Exercise inputs:
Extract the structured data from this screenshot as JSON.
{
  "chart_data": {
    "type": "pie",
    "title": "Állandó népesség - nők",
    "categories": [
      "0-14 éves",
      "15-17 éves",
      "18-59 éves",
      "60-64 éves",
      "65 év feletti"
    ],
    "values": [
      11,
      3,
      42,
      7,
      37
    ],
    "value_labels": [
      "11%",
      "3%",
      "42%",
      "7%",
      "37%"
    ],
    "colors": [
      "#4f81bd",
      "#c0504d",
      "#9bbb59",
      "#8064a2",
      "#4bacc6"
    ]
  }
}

Given instruction: Show the lines of the records that contain the word "éves".

Reply to the exercise:
      "0-14 éves",
      "15-17 éves",
      "18-59 éves",
      "60-64 éves",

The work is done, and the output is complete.